WHAT TO PRODUCE: Track down every line below that holds "KOSDAQ" and copy it.

>> Start DATA LINES

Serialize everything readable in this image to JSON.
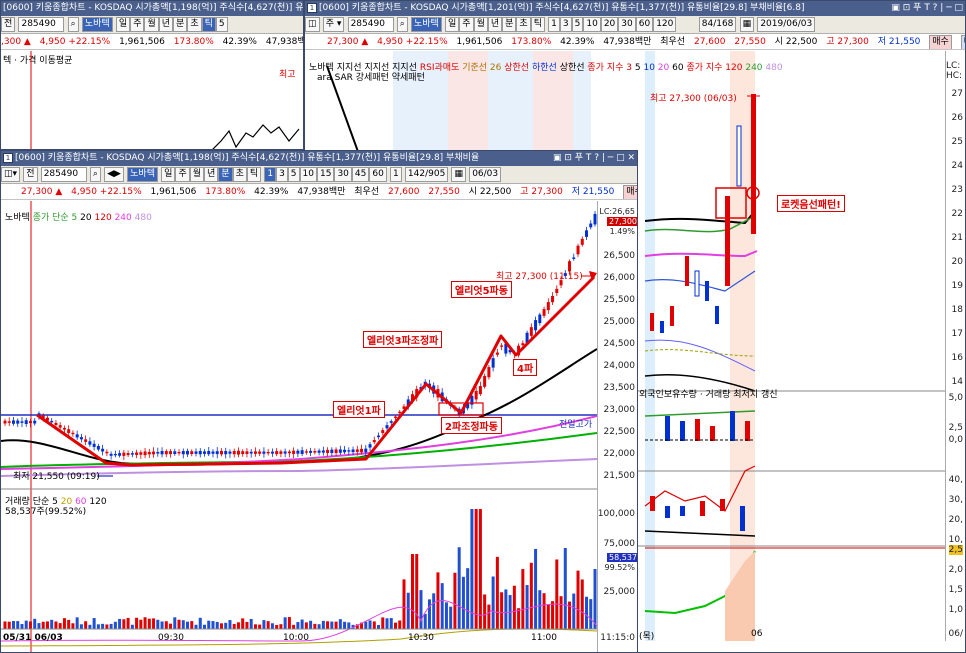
{
  "back_window": {
    "title": "[0600] 키움종합차트 - KOSDAQ 시가총액[1,201(억)] 주식수[4,627(천)] 유통수[1,377(천)] 유통비율[29.8] 부채비율[6.8]",
    "toolbar": {
      "code": "285490",
      "name": "노바텍",
      "periods": [
        "일",
        "주",
        "월",
        "년",
        "분",
        "초",
        "틱"
      ],
      "minutes": [
        "1",
        "3",
        "5",
        "10",
        "20",
        "30",
        "60",
        "120"
      ],
      "count": "84/168",
      "date": "2019/06/03"
    },
    "quote": {
      "price": "27,300 ▲",
      "change": "4,950 +22.15%",
      "volume": "1,961,506",
      "turnover": "173.80%",
      "ratio": "42.39%",
      "amount": "47,938백만",
      "bid_label": "최우선",
      "bid1": "27,600",
      "bid2": "27,550",
      "open": "시 22,500",
      "high": "고 27,300",
      "low": "저 21,550",
      "buy": "매수",
      "sell": "매도"
    },
    "legend": {
      "stock": "노바텍",
      "items": [
        "지지선",
        "지지선",
        "지지선",
        "RSI과매도",
        "기준선 26",
        "상한선",
        "하한선",
        "상한선"
      ],
      "ma_label": "종가 지수 3",
      "ma_vals": [
        "5",
        "10",
        "20",
        "60"
      ],
      "ma2_label": "종가 지수 120",
      "ma2_vals": [
        "240",
        "480"
      ],
      "sub": "ara SAR 강세패턴  약세패턴",
      "right": "LC:\nHC:"
    },
    "high_label": "최고 27,300 (06/03)",
    "annotation": "로켓음선패턴!",
    "ticks": [
      "27",
      "26",
      "25",
      "24",
      "23",
      "22",
      "21",
      "20",
      "19",
      "18",
      "17",
      "16",
      "15",
      "14"
    ],
    "sub_legend": "외국인보유수량 · 거래량 최저치 갱신",
    "sub_ticks": [
      "5,0",
      "2,5",
      "0,0",
      "40,",
      "30,",
      "20,",
      "10,",
      "2,5",
      "2,0",
      "1,5",
      "1,0"
    ],
    "xlabel_left": "(목)",
    "xlabel_right": "06",
    "xlabel_far": "06/"
  },
  "left_back_window": {
    "title": "[0600] 키움종합차트 - KOSDAQ 시가총액[1,198(억)] 주식수[4,627(천)] 유",
    "toolbar": {
      "prev": "전",
      "code": "285490",
      "name": "노바텍",
      "periods": [
        "일",
        "주",
        "월",
        "년",
        "분",
        "초",
        "틱"
      ],
      "extra": "5"
    },
    "quote": {
      "price": ",300 ▲",
      "change": "4,950 +22.15%",
      "volume": "1,961,506",
      "turnover": "173.80%",
      "ratio": "42.39%",
      "amount": "47,938백만"
    },
    "legend": "텍 · 가격 이동평균",
    "corner": "최고"
  },
  "front_window": {
    "title": "[0600] 키움종합차트 - KOSDAQ 시가총액[1,198(억)] 주식수[4,627(천)] 유통수[1,377(천)] 유통비율[29.8] 부채비율",
    "toolbar": {
      "prev": "전",
      "code": "285490",
      "name": "노바텍",
      "periods": [
        "일",
        "주",
        "월",
        "년",
        "분",
        "초",
        "틱"
      ],
      "minutes": [
        "1",
        "3",
        "5",
        "10",
        "15",
        "30",
        "45",
        "60"
      ],
      "unit": "1",
      "count": "142/905",
      "date": "06/03"
    },
    "quote": {
      "price": "27,300 ▲",
      "change": "4,950 +22.15%",
      "volume": "1,961,506",
      "turnover": "173.80%",
      "ratio": "42.39%",
      "amount": "47,938백만",
      "bid_label": "최우선",
      "bid1": "27,600",
      "bid2": "27,550",
      "open": "시 22,500",
      "high": "고 27,300",
      "low": "저 21,550",
      "buy": "매수",
      "sell": "매도"
    },
    "legend": {
      "stock": "노바텍",
      "ma_label": "종가 단순 5",
      "ma_vals": [
        "20",
        "120",
        "240",
        "480"
      ]
    },
    "high_label": "최고 27,300 (11:15)",
    "low_label": "최저 21,550 (09:19)",
    "prev_high": "전일고가",
    "annotations": {
      "wave1": "엘리엇1파",
      "wave2": "2파조정파동",
      "wave3": "엘리엇3파조정파",
      "wave4": "4파",
      "wave5": "엘리엇5파동"
    },
    "price_axis": [
      "26,500",
      "26,000",
      "25,500",
      "25,000",
      "24,500",
      "24,000",
      "23,500",
      "23,000",
      "22,500",
      "22,000",
      "21,500"
    ],
    "axis_top": [
      "LC:26,65",
      "27,300",
      "1.49%"
    ],
    "volume_legend": {
      "label": "거래량 단순 5",
      "vals": [
        "20",
        "60",
        "120"
      ],
      "current": "58,537주(99.52%)"
    },
    "volume_axis": [
      "100,000",
      "75,000",
      "50,000",
      "25,000"
    ],
    "volume_box": [
      "58,537",
      "99.52%"
    ],
    "time_axis": [
      "05/31 06/03",
      "09:30",
      "10:00",
      "10:30",
      "11:00",
      "11:15:0"
    ]
  },
  "chart_data": [
    {
      "type": "line",
      "title": "",
      "xlabel": "",
      "ylabel": "",
      "x": [
        "09:00",
        "09:19",
        "09:30",
        "10:00",
        "10:20",
        "10:28",
        "10:33",
        "10:38",
        "10:45",
        "10:50",
        "11:00",
        "11:15"
      ],
      "series": [
        {
          "name": "",
          "values": [
            22850,
            21900,
            21950,
            21950,
            22000,
            23550,
            22850,
            23400,
            24400,
            24200,
            25400,
            27300
          ]
        }
      ],
      "ylim": [
        21300,
        26800
      ],
      "grid": false
    }
  ],
  "colors": {
    "title_bg": "#4a5f8c",
    "up": "#e00000",
    "down": "#0030d0",
    "annotation": "#e00000"
  }
}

>> End DATA LINES

WRITTEN SOLUTION:
    "title": "[0600] 키움종합차트 - KOSDAQ 시가총액[1,201(억)] 주식수[4,627(천)] 유통수[1,377(천)] 유통비율[29.8] 부채비율[6.8]",
    "title": "[0600] 키움종합차트 - KOSDAQ 시가총액[1,198(억)] 주식수[4,627(천)] 유",
    "title": "[0600] 키움종합차트 - KOSDAQ 시가총액[1,198(억)] 주식수[4,627(천)] 유통수[1,377(천)] 유통비율[29.8] 부채비율",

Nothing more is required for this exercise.